— Task —
The data must be returned in full and exactly as given.

## begin Records provided

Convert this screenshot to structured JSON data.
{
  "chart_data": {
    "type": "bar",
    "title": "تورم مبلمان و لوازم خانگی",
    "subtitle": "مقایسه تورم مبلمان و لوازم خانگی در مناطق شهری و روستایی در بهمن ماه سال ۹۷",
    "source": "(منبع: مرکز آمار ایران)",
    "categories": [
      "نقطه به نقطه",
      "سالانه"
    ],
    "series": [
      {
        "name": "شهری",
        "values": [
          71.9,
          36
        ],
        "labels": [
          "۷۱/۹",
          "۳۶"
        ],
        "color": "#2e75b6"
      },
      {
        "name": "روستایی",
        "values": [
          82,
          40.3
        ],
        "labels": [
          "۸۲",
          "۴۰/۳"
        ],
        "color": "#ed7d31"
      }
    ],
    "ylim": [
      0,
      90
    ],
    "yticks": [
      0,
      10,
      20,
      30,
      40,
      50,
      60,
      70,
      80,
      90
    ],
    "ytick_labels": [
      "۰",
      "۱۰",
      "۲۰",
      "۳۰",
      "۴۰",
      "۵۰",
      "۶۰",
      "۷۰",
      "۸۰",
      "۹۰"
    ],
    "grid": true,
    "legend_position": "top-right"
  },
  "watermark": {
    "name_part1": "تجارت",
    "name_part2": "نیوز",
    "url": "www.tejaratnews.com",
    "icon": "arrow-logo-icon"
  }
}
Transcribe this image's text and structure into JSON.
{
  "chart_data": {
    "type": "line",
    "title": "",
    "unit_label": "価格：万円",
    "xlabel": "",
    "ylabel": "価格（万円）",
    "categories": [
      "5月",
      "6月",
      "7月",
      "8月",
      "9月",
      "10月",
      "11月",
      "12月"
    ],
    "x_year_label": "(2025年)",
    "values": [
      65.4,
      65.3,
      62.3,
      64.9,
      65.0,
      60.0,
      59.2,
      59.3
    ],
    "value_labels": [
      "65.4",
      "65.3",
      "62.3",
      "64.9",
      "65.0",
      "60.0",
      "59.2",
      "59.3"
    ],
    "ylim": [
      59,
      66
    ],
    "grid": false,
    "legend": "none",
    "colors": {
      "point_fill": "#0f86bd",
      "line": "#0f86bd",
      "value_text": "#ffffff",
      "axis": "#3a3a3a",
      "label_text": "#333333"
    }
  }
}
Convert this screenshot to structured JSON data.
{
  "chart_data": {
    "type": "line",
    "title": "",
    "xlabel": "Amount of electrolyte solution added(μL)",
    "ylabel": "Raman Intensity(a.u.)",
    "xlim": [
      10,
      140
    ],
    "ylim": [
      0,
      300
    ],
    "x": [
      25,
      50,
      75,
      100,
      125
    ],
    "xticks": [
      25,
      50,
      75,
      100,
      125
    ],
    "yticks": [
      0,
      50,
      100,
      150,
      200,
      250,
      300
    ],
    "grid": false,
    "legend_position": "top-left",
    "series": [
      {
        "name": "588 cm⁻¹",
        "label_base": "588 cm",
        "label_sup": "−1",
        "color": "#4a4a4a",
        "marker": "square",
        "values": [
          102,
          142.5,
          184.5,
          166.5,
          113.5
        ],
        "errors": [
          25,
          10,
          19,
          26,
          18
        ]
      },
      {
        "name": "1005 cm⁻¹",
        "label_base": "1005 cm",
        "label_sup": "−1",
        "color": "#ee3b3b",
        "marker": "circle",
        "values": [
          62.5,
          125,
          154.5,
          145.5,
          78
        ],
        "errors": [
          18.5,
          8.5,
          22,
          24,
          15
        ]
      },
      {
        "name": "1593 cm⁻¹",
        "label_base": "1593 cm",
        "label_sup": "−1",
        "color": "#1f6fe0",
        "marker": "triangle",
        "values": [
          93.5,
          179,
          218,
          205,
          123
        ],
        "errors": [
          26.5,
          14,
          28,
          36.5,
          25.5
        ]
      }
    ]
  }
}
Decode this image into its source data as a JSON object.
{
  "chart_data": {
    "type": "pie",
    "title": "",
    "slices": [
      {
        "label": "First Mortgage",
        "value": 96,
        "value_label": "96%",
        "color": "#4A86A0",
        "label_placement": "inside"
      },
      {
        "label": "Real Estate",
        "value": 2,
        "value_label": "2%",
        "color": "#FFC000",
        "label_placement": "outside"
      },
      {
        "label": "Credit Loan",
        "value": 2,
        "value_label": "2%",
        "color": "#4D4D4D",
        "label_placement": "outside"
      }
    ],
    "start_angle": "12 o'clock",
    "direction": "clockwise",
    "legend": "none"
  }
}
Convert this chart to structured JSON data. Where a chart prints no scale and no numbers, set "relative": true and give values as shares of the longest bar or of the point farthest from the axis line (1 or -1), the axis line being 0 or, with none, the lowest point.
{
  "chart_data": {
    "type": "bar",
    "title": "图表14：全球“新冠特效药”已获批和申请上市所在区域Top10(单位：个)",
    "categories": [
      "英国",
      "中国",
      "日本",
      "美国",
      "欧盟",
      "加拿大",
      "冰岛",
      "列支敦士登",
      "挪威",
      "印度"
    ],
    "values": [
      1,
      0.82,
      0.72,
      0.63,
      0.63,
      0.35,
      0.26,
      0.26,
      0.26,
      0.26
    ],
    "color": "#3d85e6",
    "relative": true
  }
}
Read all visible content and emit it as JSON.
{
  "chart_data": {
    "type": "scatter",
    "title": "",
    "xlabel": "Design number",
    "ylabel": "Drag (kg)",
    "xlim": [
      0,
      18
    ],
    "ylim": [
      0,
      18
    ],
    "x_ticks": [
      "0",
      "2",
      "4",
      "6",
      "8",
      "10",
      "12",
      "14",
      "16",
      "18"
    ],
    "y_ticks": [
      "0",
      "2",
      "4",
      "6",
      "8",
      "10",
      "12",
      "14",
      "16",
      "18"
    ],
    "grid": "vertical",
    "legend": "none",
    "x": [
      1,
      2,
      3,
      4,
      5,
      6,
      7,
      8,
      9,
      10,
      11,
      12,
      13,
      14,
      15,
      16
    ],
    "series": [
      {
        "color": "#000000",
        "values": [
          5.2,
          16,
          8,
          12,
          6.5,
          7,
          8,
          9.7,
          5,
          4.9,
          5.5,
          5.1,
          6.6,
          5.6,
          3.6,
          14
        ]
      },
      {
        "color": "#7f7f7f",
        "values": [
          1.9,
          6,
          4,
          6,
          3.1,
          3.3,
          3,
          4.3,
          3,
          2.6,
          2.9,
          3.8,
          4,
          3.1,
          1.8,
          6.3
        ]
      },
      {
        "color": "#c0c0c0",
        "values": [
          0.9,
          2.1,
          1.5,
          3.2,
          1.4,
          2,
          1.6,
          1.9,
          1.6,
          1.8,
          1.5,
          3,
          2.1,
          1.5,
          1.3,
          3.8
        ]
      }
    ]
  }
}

## end Records provided

— Solution —
Convert this screenshot to structured JSON data.
{
  "chart_data": {
    "type": "bar",
    "title": "تورم مبلمان و لوازم خانگی",
    "subtitle": "مقایسه تورم مبلمان و لوازم خانگی در مناطق شهری و روستایی در بهمن ماه سال ۹۷",
    "source": "(منبع: مرکز آمار ایران)",
    "categories": [
      "نقطه به نقطه",
      "سالانه"
    ],
    "series": [
      {
        "name": "شهری",
        "values": [
          71.9,
          36
        ],
        "labels": [
          "۷۱/۹",
          "۳۶"
        ],
        "color": "#2e75b6"
      },
      {
        "name": "روستایی",
        "values": [
          82,
          40.3
        ],
        "labels": [
          "۸۲",
          "۴۰/۳"
        ],
        "color": "#ed7d31"
      }
    ],
    "ylim": [
      0,
      90
    ],
    "yticks": [
      0,
      10,
      20,
      30,
      40,
      50,
      60,
      70,
      80,
      90
    ],
    "ytick_labels": [
      "۰",
      "۱۰",
      "۲۰",
      "۳۰",
      "۴۰",
      "۵۰",
      "۶۰",
      "۷۰",
      "۸۰",
      "۹۰"
    ],
    "grid": true,
    "legend_position": "top-right"
  },
  "watermark": {
    "name_part1": "تجارت",
    "name_part2": "نیوز",
    "url": "www.tejaratnews.com",
    "icon": "arrow-logo-icon"
  }
}
Transcribe this image's text and structure into JSON.
{
  "chart_data": {
    "type": "line",
    "title": "",
    "unit_label": "価格：万円",
    "xlabel": "",
    "ylabel": "価格（万円）",
    "categories": [
      "5月",
      "6月",
      "7月",
      "8月",
      "9月",
      "10月",
      "11月",
      "12月"
    ],
    "x_year_label": "(2025年)",
    "values": [
      65.4,
      65.3,
      62.3,
      64.9,
      65.0,
      60.0,
      59.2,
      59.3
    ],
    "value_labels": [
      "65.4",
      "65.3",
      "62.3",
      "64.9",
      "65.0",
      "60.0",
      "59.2",
      "59.3"
    ],
    "ylim": [
      59,
      66
    ],
    "grid": false,
    "legend": "none",
    "colors": {
      "point_fill": "#0f86bd",
      "line": "#0f86bd",
      "value_text": "#ffffff",
      "axis": "#3a3a3a",
      "label_text": "#333333"
    }
  }
}
Convert this screenshot to structured JSON data.
{
  "chart_data": {
    "type": "line",
    "title": "",
    "xlabel": "Amount of electrolyte solution added(μL)",
    "ylabel": "Raman Intensity(a.u.)",
    "xlim": [
      10,
      140
    ],
    "ylim": [
      0,
      300
    ],
    "x": [
      25,
      50,
      75,
      100,
      125
    ],
    "xticks": [
      25,
      50,
      75,
      100,
      125
    ],
    "yticks": [
      0,
      50,
      100,
      150,
      200,
      250,
      300
    ],
    "grid": false,
    "legend_position": "top-left",
    "series": [
      {
        "name": "588 cm⁻¹",
        "label_base": "588 cm",
        "label_sup": "−1",
        "color": "#4a4a4a",
        "marker": "square",
        "values": [
          102,
          142.5,
          184.5,
          166.5,
          113.5
        ],
        "errors": [
          25,
          10,
          19,
          26,
          18
        ]
      },
      {
        "name": "1005 cm⁻¹",
        "label_base": "1005 cm",
        "label_sup": "−1",
        "color": "#ee3b3b",
        "marker": "circle",
        "values": [
          62.5,
          125,
          154.5,
          145.5,
          78
        ],
        "errors": [
          18.5,
          8.5,
          22,
          24,
          15
        ]
      },
      {
        "name": "1593 cm⁻¹",
        "label_base": "1593 cm",
        "label_sup": "−1",
        "color": "#1f6fe0",
        "marker": "triangle",
        "values": [
          93.5,
          179,
          218,
          205,
          123
        ],
        "errors": [
          26.5,
          14,
          28,
          36.5,
          25.5
        ]
      }
    ]
  }
}
Decode this image into its source data as a JSON object.
{
  "chart_data": {
    "type": "pie",
    "title": "",
    "slices": [
      {
        "label": "First Mortgage",
        "value": 96,
        "value_label": "96%",
        "color": "#4A86A0",
        "label_placement": "inside"
      },
      {
        "label": "Real Estate",
        "value": 2,
        "value_label": "2%",
        "color": "#FFC000",
        "label_placement": "outside"
      },
      {
        "label": "Credit Loan",
        "value": 2,
        "value_label": "2%",
        "color": "#4D4D4D",
        "label_placement": "outside"
      }
    ],
    "start_angle": "12 o'clock",
    "direction": "clockwise",
    "legend": "none"
  }
}
Convert this chart to structured JSON data. Where a chart prints no scale and no numbers, set "relative": true and give values as shares of the longest bar or of the point farthest from the axis line (1 or -1), the axis line being 0 or, with none, the lowest point.
{
  "chart_data": {
    "type": "bar",
    "title": "图表14：全球“新冠特效药”已获批和申请上市所在区域Top10(单位：个)",
    "categories": [
      "英国",
      "中国",
      "日本",
      "美国",
      "欧盟",
      "加拿大",
      "冰岛",
      "列支敦士登",
      "挪威",
      "印度"
    ],
    "values": [
      1,
      0.82,
      0.72,
      0.63,
      0.63,
      0.35,
      0.26,
      0.26,
      0.26,
      0.26
    ],
    "color": "#3d85e6",
    "relative": true
  }
}
Read all visible content and emit it as JSON.
{
  "chart_data": {
    "type": "scatter",
    "title": "",
    "xlabel": "Design number",
    "ylabel": "Drag (kg)",
    "xlim": [
      0,
      18
    ],
    "ylim": [
      0,
      18
    ],
    "x_ticks": [
      "0",
      "2",
      "4",
      "6",
      "8",
      "10",
      "12",
      "14",
      "16",
      "18"
    ],
    "y_ticks": [
      "0",
      "2",
      "4",
      "6",
      "8",
      "10",
      "12",
      "14",
      "16",
      "18"
    ],
    "grid": "vertical",
    "legend": "none",
    "x": [
      1,
      2,
      3,
      4,
      5,
      6,
      7,
      8,
      9,
      10,
      11,
      12,
      13,
      14,
      15,
      16
    ],
    "series": [
      {
        "color": "#000000",
        "values": [
          5.2,
          16,
          8,
          12,
          6.5,
          7,
          8,
          9.7,
          5,
          4.9,
          5.5,
          5.1,
          6.6,
          5.6,
          3.6,
          14
        ]
      },
      {
        "color": "#7f7f7f",
        "values": [
          1.9,
          6,
          4,
          6,
          3.1,
          3.3,
          3,
          4.3,
          3,
          2.6,
          2.9,
          3.8,
          4,
          3.1,
          1.8,
          6.3
        ]
      },
      {
        "color": "#c0c0c0",
        "values": [
          0.9,
          2.1,
          1.5,
          3.2,
          1.4,
          2,
          1.6,
          1.9,
          1.6,
          1.8,
          1.5,
          3,
          2.1,
          1.5,
          1.3,
          3.8
        ]
      }
    ]
  }
}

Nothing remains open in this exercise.